Exercise prompt
Wherever the string "STDV" appears in a line, extract that line.

==== Task inputs ====

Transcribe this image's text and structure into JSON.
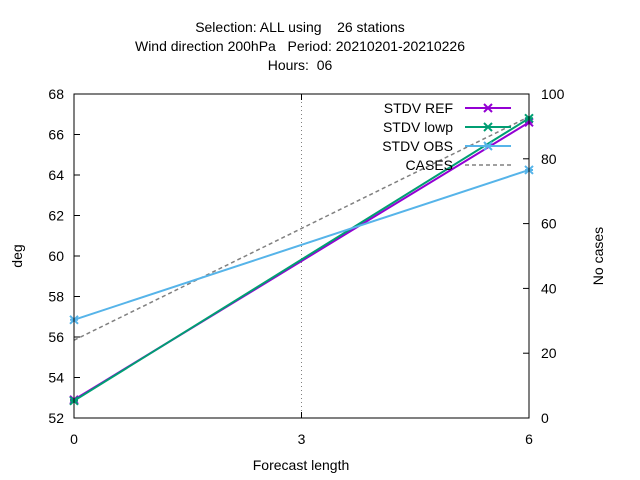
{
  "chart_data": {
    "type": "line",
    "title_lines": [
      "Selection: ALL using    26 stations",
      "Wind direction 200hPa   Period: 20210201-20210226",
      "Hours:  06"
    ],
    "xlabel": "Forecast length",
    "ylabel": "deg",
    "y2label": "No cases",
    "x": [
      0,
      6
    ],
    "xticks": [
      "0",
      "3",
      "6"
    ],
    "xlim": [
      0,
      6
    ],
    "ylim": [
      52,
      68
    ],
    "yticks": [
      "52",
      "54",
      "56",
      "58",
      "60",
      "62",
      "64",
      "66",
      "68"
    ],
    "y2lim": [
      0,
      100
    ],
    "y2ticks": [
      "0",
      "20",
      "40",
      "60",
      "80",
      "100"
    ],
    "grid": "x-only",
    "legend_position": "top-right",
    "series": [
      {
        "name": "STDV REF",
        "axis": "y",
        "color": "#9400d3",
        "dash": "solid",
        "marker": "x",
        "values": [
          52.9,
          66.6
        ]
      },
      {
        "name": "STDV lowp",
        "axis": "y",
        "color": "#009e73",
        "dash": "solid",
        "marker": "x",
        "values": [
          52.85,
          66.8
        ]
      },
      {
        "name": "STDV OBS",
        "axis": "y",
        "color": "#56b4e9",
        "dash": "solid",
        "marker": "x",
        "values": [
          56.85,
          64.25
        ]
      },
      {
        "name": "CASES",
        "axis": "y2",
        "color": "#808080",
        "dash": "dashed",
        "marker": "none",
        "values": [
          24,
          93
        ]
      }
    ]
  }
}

====

Answer to the task
        "name": "STDV REF",
        "name": "STDV lowp",
        "name": "STDV OBS",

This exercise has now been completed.